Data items
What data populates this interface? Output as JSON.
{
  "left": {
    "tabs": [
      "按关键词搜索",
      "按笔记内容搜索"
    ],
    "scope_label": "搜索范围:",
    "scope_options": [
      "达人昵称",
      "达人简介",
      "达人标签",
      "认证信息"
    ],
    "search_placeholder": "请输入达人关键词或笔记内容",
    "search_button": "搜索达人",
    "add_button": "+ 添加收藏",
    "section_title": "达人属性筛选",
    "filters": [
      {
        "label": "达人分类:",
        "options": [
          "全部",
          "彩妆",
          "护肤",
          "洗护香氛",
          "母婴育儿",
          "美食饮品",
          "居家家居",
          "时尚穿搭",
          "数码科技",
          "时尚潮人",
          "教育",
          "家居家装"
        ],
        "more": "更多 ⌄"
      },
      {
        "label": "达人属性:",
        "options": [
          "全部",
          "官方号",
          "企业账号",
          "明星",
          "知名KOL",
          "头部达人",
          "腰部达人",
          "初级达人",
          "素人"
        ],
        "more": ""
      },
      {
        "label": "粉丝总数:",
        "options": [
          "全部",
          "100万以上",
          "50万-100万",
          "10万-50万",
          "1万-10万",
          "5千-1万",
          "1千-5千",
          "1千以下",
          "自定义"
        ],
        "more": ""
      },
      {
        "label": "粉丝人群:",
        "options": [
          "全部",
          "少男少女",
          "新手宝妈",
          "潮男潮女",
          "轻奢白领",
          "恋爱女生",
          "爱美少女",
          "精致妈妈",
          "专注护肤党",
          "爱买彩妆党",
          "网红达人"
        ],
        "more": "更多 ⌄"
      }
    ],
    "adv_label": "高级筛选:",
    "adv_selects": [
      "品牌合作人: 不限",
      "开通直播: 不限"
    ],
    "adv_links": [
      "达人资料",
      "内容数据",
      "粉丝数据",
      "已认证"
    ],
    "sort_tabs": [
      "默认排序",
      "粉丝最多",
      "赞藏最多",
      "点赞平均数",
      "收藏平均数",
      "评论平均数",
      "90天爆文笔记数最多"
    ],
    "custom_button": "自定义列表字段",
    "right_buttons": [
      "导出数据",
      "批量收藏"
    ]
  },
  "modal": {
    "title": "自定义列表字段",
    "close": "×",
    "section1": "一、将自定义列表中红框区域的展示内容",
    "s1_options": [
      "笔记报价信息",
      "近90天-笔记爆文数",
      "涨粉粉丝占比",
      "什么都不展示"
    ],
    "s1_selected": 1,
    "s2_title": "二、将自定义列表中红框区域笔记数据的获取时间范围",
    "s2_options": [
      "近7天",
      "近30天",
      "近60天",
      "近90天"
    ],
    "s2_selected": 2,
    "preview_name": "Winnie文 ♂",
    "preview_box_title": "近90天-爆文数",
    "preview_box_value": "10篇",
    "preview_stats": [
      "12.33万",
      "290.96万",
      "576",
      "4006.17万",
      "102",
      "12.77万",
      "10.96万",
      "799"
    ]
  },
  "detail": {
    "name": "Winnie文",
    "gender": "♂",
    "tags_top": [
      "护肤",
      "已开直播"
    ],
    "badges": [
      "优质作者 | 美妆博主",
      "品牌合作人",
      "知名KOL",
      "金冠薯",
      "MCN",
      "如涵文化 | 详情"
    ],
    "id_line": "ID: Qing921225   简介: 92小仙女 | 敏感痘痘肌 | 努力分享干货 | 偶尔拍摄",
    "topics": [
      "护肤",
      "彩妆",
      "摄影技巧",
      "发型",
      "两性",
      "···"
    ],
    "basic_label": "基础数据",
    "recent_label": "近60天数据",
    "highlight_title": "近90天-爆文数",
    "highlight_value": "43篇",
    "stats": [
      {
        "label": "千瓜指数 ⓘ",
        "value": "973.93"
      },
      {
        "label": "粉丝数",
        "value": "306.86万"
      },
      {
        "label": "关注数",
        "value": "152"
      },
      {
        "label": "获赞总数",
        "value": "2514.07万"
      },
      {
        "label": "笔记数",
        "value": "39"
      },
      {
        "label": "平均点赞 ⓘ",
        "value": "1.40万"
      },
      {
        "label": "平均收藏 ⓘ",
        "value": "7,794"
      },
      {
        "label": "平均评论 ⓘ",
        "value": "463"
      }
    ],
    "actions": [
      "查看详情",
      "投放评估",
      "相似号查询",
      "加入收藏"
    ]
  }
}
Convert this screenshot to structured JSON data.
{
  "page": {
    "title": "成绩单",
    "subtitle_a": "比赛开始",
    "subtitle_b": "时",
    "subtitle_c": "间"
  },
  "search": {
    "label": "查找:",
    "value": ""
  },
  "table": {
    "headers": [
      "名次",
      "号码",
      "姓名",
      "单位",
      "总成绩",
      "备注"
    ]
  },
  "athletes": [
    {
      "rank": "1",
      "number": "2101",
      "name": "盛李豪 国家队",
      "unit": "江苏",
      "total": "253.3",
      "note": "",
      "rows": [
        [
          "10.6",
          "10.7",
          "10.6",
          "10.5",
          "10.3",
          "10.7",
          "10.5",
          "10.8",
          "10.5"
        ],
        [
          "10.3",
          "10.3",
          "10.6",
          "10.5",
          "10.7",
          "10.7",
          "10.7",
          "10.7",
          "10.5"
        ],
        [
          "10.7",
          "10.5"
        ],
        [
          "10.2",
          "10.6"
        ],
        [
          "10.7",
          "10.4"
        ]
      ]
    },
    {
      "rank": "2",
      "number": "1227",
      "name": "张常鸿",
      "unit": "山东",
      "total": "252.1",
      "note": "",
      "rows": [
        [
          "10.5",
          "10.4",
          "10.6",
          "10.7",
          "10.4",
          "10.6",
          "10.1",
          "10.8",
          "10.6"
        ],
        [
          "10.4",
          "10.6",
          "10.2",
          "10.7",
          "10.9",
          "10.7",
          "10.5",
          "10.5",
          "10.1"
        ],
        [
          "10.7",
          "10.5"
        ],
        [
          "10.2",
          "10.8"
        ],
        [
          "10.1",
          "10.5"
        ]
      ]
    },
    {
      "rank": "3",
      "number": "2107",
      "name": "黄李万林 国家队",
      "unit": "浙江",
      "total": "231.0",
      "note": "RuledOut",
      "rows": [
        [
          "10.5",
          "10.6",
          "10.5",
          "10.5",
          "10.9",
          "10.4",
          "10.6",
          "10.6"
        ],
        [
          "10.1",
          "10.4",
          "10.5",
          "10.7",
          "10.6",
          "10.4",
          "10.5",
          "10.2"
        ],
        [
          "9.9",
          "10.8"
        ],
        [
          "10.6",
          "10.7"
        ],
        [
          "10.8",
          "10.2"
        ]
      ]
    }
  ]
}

YOUR GOAL →
Repeat the data in its entirety, character for character.

RESPONSE BELOW →
What data populates this interface? Output as JSON.
{
  "left": {
    "tabs": [
      "按关键词搜索",
      "按笔记内容搜索"
    ],
    "scope_label": "搜索范围:",
    "scope_options": [
      "达人昵称",
      "达人简介",
      "达人标签",
      "认证信息"
    ],
    "search_placeholder": "请输入达人关键词或笔记内容",
    "search_button": "搜索达人",
    "add_button": "+ 添加收藏",
    "section_title": "达人属性筛选",
    "filters": [
      {
        "label": "达人分类:",
        "options": [
          "全部",
          "彩妆",
          "护肤",
          "洗护香氛",
          "母婴育儿",
          "美食饮品",
          "居家家居",
          "时尚穿搭",
          "数码科技",
          "时尚潮人",
          "教育",
          "家居家装"
        ],
        "more": "更多 ⌄"
      },
      {
        "label": "达人属性:",
        "options": [
          "全部",
          "官方号",
          "企业账号",
          "明星",
          "知名KOL",
          "头部达人",
          "腰部达人",
          "初级达人",
          "素人"
        ],
        "more": ""
      },
      {
        "label": "粉丝总数:",
        "options": [
          "全部",
          "100万以上",
          "50万-100万",
          "10万-50万",
          "1万-10万",
          "5千-1万",
          "1千-5千",
          "1千以下",
          "自定义"
        ],
        "more": ""
      },
      {
        "label": "粉丝人群:",
        "options": [
          "全部",
          "少男少女",
          "新手宝妈",
          "潮男潮女",
          "轻奢白领",
          "恋爱女生",
          "爱美少女",
          "精致妈妈",
          "专注护肤党",
          "爱买彩妆党",
          "网红达人"
        ],
        "more": "更多 ⌄"
      }
    ],
    "adv_label": "高级筛选:",
    "adv_selects": [
      "品牌合作人: 不限",
      "开通直播: 不限"
    ],
    "adv_links": [
      "达人资料",
      "内容数据",
      "粉丝数据",
      "已认证"
    ],
    "sort_tabs": [
      "默认排序",
      "粉丝最多",
      "赞藏最多",
      "点赞平均数",
      "收藏平均数",
      "评论平均数",
      "90天爆文笔记数最多"
    ],
    "custom_button": "自定义列表字段",
    "right_buttons": [
      "导出数据",
      "批量收藏"
    ]
  },
  "modal": {
    "title": "自定义列表字段",
    "close": "×",
    "section1": "一、将自定义列表中红框区域的展示内容",
    "s1_options": [
      "笔记报价信息",
      "近90天-笔记爆文数",
      "涨粉粉丝占比",
      "什么都不展示"
    ],
    "s1_selected": 1,
    "s2_title": "二、将自定义列表中红框区域笔记数据的获取时间范围",
    "s2_options": [
      "近7天",
      "近30天",
      "近60天",
      "近90天"
    ],
    "s2_selected": 2,
    "preview_name": "Winnie文 ♂",
    "preview_box_title": "近90天-爆文数",
    "preview_box_value": "10篇",
    "preview_stats": [
      "12.33万",
      "290.96万",
      "576",
      "4006.17万",
      "102",
      "12.77万",
      "10.96万",
      "799"
    ]
  },
  "detail": {
    "name": "Winnie文",
    "gender": "♂",
    "tags_top": [
      "护肤",
      "已开直播"
    ],
    "badges": [
      "优质作者 | 美妆博主",
      "品牌合作人",
      "知名KOL",
      "金冠薯",
      "MCN",
      "如涵文化 | 详情"
    ],
    "id_line": "ID: Qing921225   简介: 92小仙女 | 敏感痘痘肌 | 努力分享干货 | 偶尔拍摄",
    "topics": [
      "护肤",
      "彩妆",
      "摄影技巧",
      "发型",
      "两性",
      "···"
    ],
    "basic_label": "基础数据",
    "recent_label": "近60天数据",
    "highlight_title": "近90天-爆文数",
    "highlight_value": "43篇",
    "stats": [
      {
        "label": "千瓜指数 ⓘ",
        "value": "973.93"
      },
      {
        "label": "粉丝数",
        "value": "306.86万"
      },
      {
        "label": "关注数",
        "value": "152"
      },
      {
        "label": "获赞总数",
        "value": "2514.07万"
      },
      {
        "label": "笔记数",
        "value": "39"
      },
      {
        "label": "平均点赞 ⓘ",
        "value": "1.40万"
      },
      {
        "label": "平均收藏 ⓘ",
        "value": "7,794"
      },
      {
        "label": "平均评论 ⓘ",
        "value": "463"
      }
    ],
    "actions": [
      "查看详情",
      "投放评估",
      "相似号查询",
      "加入收藏"
    ]
  }
}
Convert this screenshot to structured JSON data.
{
  "page": {
    "title": "成绩单",
    "subtitle_a": "比赛开始",
    "subtitle_b": "时",
    "subtitle_c": "间"
  },
  "search": {
    "label": "查找:",
    "value": ""
  },
  "table": {
    "headers": [
      "名次",
      "号码",
      "姓名",
      "单位",
      "总成绩",
      "备注"
    ]
  },
  "athletes": [
    {
      "rank": "1",
      "number": "2101",
      "name": "盛李豪 国家队",
      "unit": "江苏",
      "total": "253.3",
      "note": "",
      "rows": [
        [
          "10.6",
          "10.7",
          "10.6",
          "10.5",
          "10.3",
          "10.7",
          "10.5",
          "10.8",
          "10.5"
        ],
        [
          "10.3",
          "10.3",
          "10.6",
          "10.5",
          "10.7",
          "10.7",
          "10.7",
          "10.7",
          "10.5"
        ],
        [
          "10.7",
          "10.5"
        ],
        [
          "10.2",
          "10.6"
        ],
        [
          "10.7",
          "10.4"
        ]
      ]
    },
    {
      "rank": "2",
      "number": "1227",
      "name": "张常鸿",
      "unit": "山东",
      "total": "252.1",
      "note": "",
      "rows": [
        [
          "10.5",
          "10.4",
          "10.6",
          "10.7",
          "10.4",
          "10.6",
          "10.1",
          "10.8",
          "10.6"
        ],
        [
          "10.4",
          "10.6",
          "10.2",
          "10.7",
          "10.9",
          "10.7",
          "10.5",
          "10.5",
          "10.1"
        ],
        [
          "10.7",
          "10.5"
        ],
        [
          "10.2",
          "10.8"
        ],
        [
          "10.1",
          "10.5"
        ]
      ]
    },
    {
      "rank": "3",
      "number": "2107",
      "name": "黄李万林 国家队",
      "unit": "浙江",
      "total": "231.0",
      "note": "RuledOut",
      "rows": [
        [
          "10.5",
          "10.6",
          "10.5",
          "10.5",
          "10.9",
          "10.4",
          "10.6",
          "10.6"
        ],
        [
          "10.1",
          "10.4",
          "10.5",
          "10.7",
          "10.6",
          "10.4",
          "10.5",
          "10.2"
        ],
        [
          "9.9",
          "10.8"
        ],
        [
          "10.6",
          "10.7"
        ],
        [
          "10.8",
          "10.2"
        ]
      ]
    }
  ]
}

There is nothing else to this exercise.